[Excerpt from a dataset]
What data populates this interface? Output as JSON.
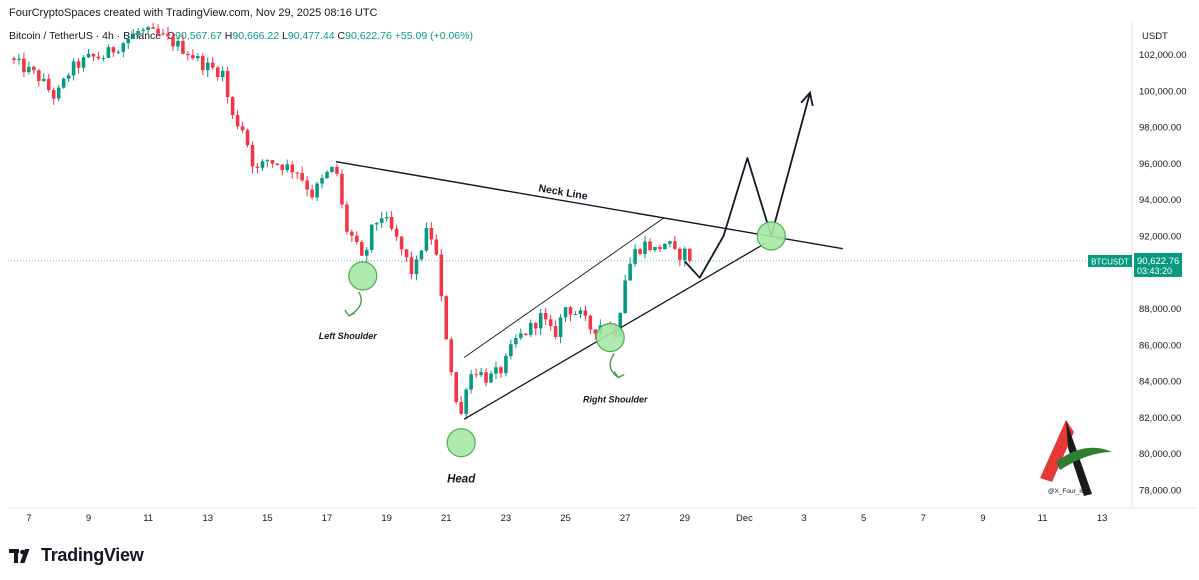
{
  "header": {
    "credit": "FourCryptoSpaces created with TradingView.com, Nov 29, 2025 08:16 UTC"
  },
  "symbol": {
    "name": "Bitcoin / TetherUS · 4h · Binance",
    "open_label": "O",
    "open_value": "90,567.67",
    "high_label": "H",
    "high_value": "90,666.22",
    "low_label": "L",
    "low_value": "90,477.44",
    "close_label": "C",
    "close_value": "90,622.76",
    "change": "+55.09 (+0.06%)"
  },
  "footer": {
    "brand": "TradingView"
  },
  "watermark": {
    "handle": "@X_Four_iv"
  },
  "colors": {
    "up": "#089981",
    "down": "#f23645",
    "marker_fill": "#a5e8a5",
    "marker_stroke": "#4caf50",
    "arrow_green": "#43a047"
  },
  "chart_data": {
    "type": "candlestick",
    "currency_label": "USDT",
    "ylim": [
      77000,
      103800
    ],
    "y_ticks": [
      "102,000.00",
      "100,000.00",
      "98,000.00",
      "96,000.00",
      "94,000.00",
      "92,000.00",
      "90,000.00",
      "88,000.00",
      "86,000.00",
      "84,000.00",
      "82,000.00",
      "80,000.00",
      "78,000.00"
    ],
    "y_tick_values": [
      102000,
      100000,
      98000,
      96000,
      94000,
      92000,
      90000,
      88000,
      86000,
      84000,
      82000,
      80000,
      78000
    ],
    "x_ticks": [
      {
        "label": "7",
        "day": 7
      },
      {
        "label": "9",
        "day": 9
      },
      {
        "label": "11",
        "day": 11
      },
      {
        "label": "13",
        "day": 13
      },
      {
        "label": "15",
        "day": 15
      },
      {
        "label": "17",
        "day": 17
      },
      {
        "label": "19",
        "day": 19
      },
      {
        "label": "21",
        "day": 21
      },
      {
        "label": "23",
        "day": 23
      },
      {
        "label": "25",
        "day": 25
      },
      {
        "label": "27",
        "day": 27
      },
      {
        "label": "29",
        "day": 29
      },
      {
        "label": "Dec",
        "day": 31
      },
      {
        "label": "3",
        "day": 33
      },
      {
        "label": "5",
        "day": 35
      },
      {
        "label": "7",
        "day": 37
      },
      {
        "label": "9",
        "day": 39
      },
      {
        "label": "11",
        "day": 41
      },
      {
        "label": "13",
        "day": 43
      }
    ],
    "last_price": {
      "symbol": "BTCUSDT",
      "price": "90,622.76",
      "countdown": "03:43:20",
      "value": 90622.76
    },
    "anchors": [
      {
        "day": 6.5,
        "price": 101600
      },
      {
        "day": 7.3,
        "price": 100800
      },
      {
        "day": 7.9,
        "price": 99600
      },
      {
        "day": 8.4,
        "price": 101200
      },
      {
        "day": 9.0,
        "price": 101800
      },
      {
        "day": 9.5,
        "price": 101900
      },
      {
        "day": 10.0,
        "price": 102500
      },
      {
        "day": 10.7,
        "price": 103300
      },
      {
        "day": 11.3,
        "price": 103100
      },
      {
        "day": 11.8,
        "price": 102700
      },
      {
        "day": 12.3,
        "price": 102200
      },
      {
        "day": 12.9,
        "price": 101400
      },
      {
        "day": 13.5,
        "price": 101000
      },
      {
        "day": 13.8,
        "price": 98600
      },
      {
        "day": 14.2,
        "price": 97900
      },
      {
        "day": 14.6,
        "price": 95500
      },
      {
        "day": 15.0,
        "price": 96200
      },
      {
        "day": 15.5,
        "price": 95900
      },
      {
        "day": 16.0,
        "price": 95600
      },
      {
        "day": 16.5,
        "price": 94300
      },
      {
        "day": 17.0,
        "price": 95400
      },
      {
        "day": 17.3,
        "price": 95800
      },
      {
        "day": 17.6,
        "price": 92500
      },
      {
        "day": 17.9,
        "price": 91800
      },
      {
        "day": 18.2,
        "price": 90500
      },
      {
        "day": 18.5,
        "price": 92300
      },
      {
        "day": 18.8,
        "price": 93200
      },
      {
        "day": 19.2,
        "price": 92200
      },
      {
        "day": 19.6,
        "price": 90900
      },
      {
        "day": 19.9,
        "price": 89800
      },
      {
        "day": 20.3,
        "price": 92200
      },
      {
        "day": 20.6,
        "price": 91800
      },
      {
        "day": 20.9,
        "price": 87500
      },
      {
        "day": 21.1,
        "price": 85500
      },
      {
        "day": 21.3,
        "price": 83000
      },
      {
        "day": 21.5,
        "price": 82100
      },
      {
        "day": 21.7,
        "price": 84200
      },
      {
        "day": 22.0,
        "price": 84600
      },
      {
        "day": 22.4,
        "price": 84100
      },
      {
        "day": 22.9,
        "price": 84700
      },
      {
        "day": 23.3,
        "price": 86200
      },
      {
        "day": 23.8,
        "price": 86900
      },
      {
        "day": 24.2,
        "price": 87600
      },
      {
        "day": 24.6,
        "price": 86400
      },
      {
        "day": 25.0,
        "price": 88100
      },
      {
        "day": 25.5,
        "price": 87600
      },
      {
        "day": 25.9,
        "price": 86800
      },
      {
        "day": 26.3,
        "price": 87300
      },
      {
        "day": 26.7,
        "price": 86700
      },
      {
        "day": 27.0,
        "price": 89700
      },
      {
        "day": 27.3,
        "price": 91100
      },
      {
        "day": 27.7,
        "price": 91600
      },
      {
        "day": 28.0,
        "price": 91200
      },
      {
        "day": 28.4,
        "price": 91700
      },
      {
        "day": 28.7,
        "price": 90900
      },
      {
        "day": 29.0,
        "price": 91100
      },
      {
        "day": 29.2,
        "price": 90623
      }
    ],
    "pattern": {
      "neckline": {
        "from": {
          "day": 17.3,
          "price": 96100
        },
        "to": {
          "day": 34.3,
          "price": 91300
        },
        "label": "Neck Line"
      },
      "channel_upper": {
        "from": {
          "day": 21.6,
          "price": 85300
        },
        "to": {
          "day": 28.3,
          "price": 93000
        }
      },
      "channel_lower": {
        "from": {
          "day": 21.6,
          "price": 81900
        },
        "to": {
          "day": 31.7,
          "price": 91600
        }
      },
      "projection": [
        {
          "day": 29.0,
          "price": 90600
        },
        {
          "day": 29.5,
          "price": 89700
        },
        {
          "day": 30.3,
          "price": 92000
        },
        {
          "day": 31.1,
          "price": 96300
        },
        {
          "day": 31.9,
          "price": 92000
        },
        {
          "day": 33.2,
          "price": 99900
        }
      ],
      "markers": [
        {
          "label": "Left Shoulder",
          "day": 18.2,
          "price": 89800
        },
        {
          "label": "Head",
          "day": 21.5,
          "price": 80600
        },
        {
          "label": "Right Shoulder",
          "day": 26.5,
          "price": 86400
        },
        {
          "label": "",
          "day": 31.9,
          "price": 92000
        }
      ]
    }
  }
}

→ **STATED EXERCISE**
Go over the data above and copy every line that has the word "TradingView" in it.

→ **RESULT**
    "credit": "FourCryptoSpaces created with TradingView.com, Nov 29, 2025 08:16 UTC"
    "brand": "TradingView"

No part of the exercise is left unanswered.